Raw records:
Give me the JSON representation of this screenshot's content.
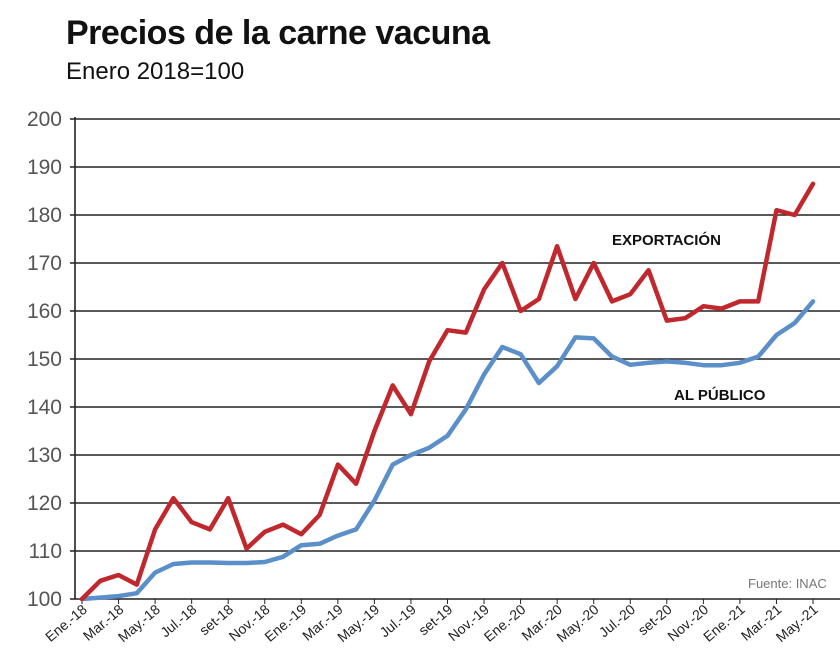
{
  "chart_data": {
    "type": "line",
    "title": "Precios de la carne vacuna",
    "subtitle": "Enero 2018=100",
    "source": "Fuente: INAC",
    "ylim": [
      100,
      200
    ],
    "yticks": [
      100,
      110,
      120,
      130,
      140,
      150,
      160,
      170,
      180,
      190,
      200
    ],
    "grid": true,
    "x_labels": [
      "Ene.-18",
      "Mar.-18",
      "May.-18",
      "Jul.-18",
      "set-18",
      "Nov.-18",
      "Ene.-19",
      "Mar.-19",
      "May.-19",
      "Jul.-19",
      "set-19",
      "Nov.-19",
      "Ene.-20",
      "Mar.-20",
      "May.-20",
      "Jul.-20",
      "set-20",
      "Nov.-20",
      "Ene.-21",
      "Mar.-21",
      "May.-21"
    ],
    "series": [
      {
        "name": "EXPORTACIÓN",
        "color": "#c0282d",
        "values": [
          100,
          103.8,
          105,
          103,
          114.5,
          121,
          116,
          114.5,
          121,
          110.5,
          114,
          115.5,
          113.5,
          117.5,
          128,
          124,
          135,
          144.5,
          138.5,
          149.5,
          156,
          155.5,
          164.5,
          170,
          160,
          162.5,
          173.5,
          162.5,
          170,
          162,
          163.5,
          168.5,
          158,
          158.5,
          161,
          160.5,
          162,
          162,
          181,
          180,
          186.5
        ]
      },
      {
        "name": "AL PÚBLICO",
        "color": "#5b8fc9",
        "values": [
          100,
          100.3,
          100.6,
          101.2,
          105.5,
          107.3,
          107.6,
          107.6,
          107.5,
          107.5,
          107.7,
          108.8,
          111.2,
          111.5,
          113.2,
          114.5,
          120.5,
          128,
          130,
          131.5,
          134,
          139.5,
          146.8,
          152.5,
          151,
          145,
          148.5,
          154.5,
          154.3,
          150.5,
          148.8,
          149.2,
          149.5,
          149.2,
          148.7,
          148.7,
          149.2,
          150.5,
          155,
          157.5,
          162
        ]
      }
    ]
  }
}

Task to complete: Every line of the data should be copied as it stands, without the images.

Complete output:
Give me the JSON representation of this screenshot's content.
{
  "chart_data": {
    "type": "line",
    "title": "Precios de la carne vacuna",
    "subtitle": "Enero 2018=100",
    "source": "Fuente: INAC",
    "ylim": [
      100,
      200
    ],
    "yticks": [
      100,
      110,
      120,
      130,
      140,
      150,
      160,
      170,
      180,
      190,
      200
    ],
    "grid": true,
    "x_labels": [
      "Ene.-18",
      "Mar.-18",
      "May.-18",
      "Jul.-18",
      "set-18",
      "Nov.-18",
      "Ene.-19",
      "Mar.-19",
      "May.-19",
      "Jul.-19",
      "set-19",
      "Nov.-19",
      "Ene.-20",
      "Mar.-20",
      "May.-20",
      "Jul.-20",
      "set-20",
      "Nov.-20",
      "Ene.-21",
      "Mar.-21",
      "May.-21"
    ],
    "series": [
      {
        "name": "EXPORTACIÓN",
        "color": "#c0282d",
        "values": [
          100,
          103.8,
          105,
          103,
          114.5,
          121,
          116,
          114.5,
          121,
          110.5,
          114,
          115.5,
          113.5,
          117.5,
          128,
          124,
          135,
          144.5,
          138.5,
          149.5,
          156,
          155.5,
          164.5,
          170,
          160,
          162.5,
          173.5,
          162.5,
          170,
          162,
          163.5,
          168.5,
          158,
          158.5,
          161,
          160.5,
          162,
          162,
          181,
          180,
          186.5
        ]
      },
      {
        "name": "AL PÚBLICO",
        "color": "#5b8fc9",
        "values": [
          100,
          100.3,
          100.6,
          101.2,
          105.5,
          107.3,
          107.6,
          107.6,
          107.5,
          107.5,
          107.7,
          108.8,
          111.2,
          111.5,
          113.2,
          114.5,
          120.5,
          128,
          130,
          131.5,
          134,
          139.5,
          146.8,
          152.5,
          151,
          145,
          148.5,
          154.5,
          154.3,
          150.5,
          148.8,
          149.2,
          149.5,
          149.2,
          148.7,
          148.7,
          149.2,
          150.5,
          155,
          157.5,
          162
        ]
      }
    ]
  }
}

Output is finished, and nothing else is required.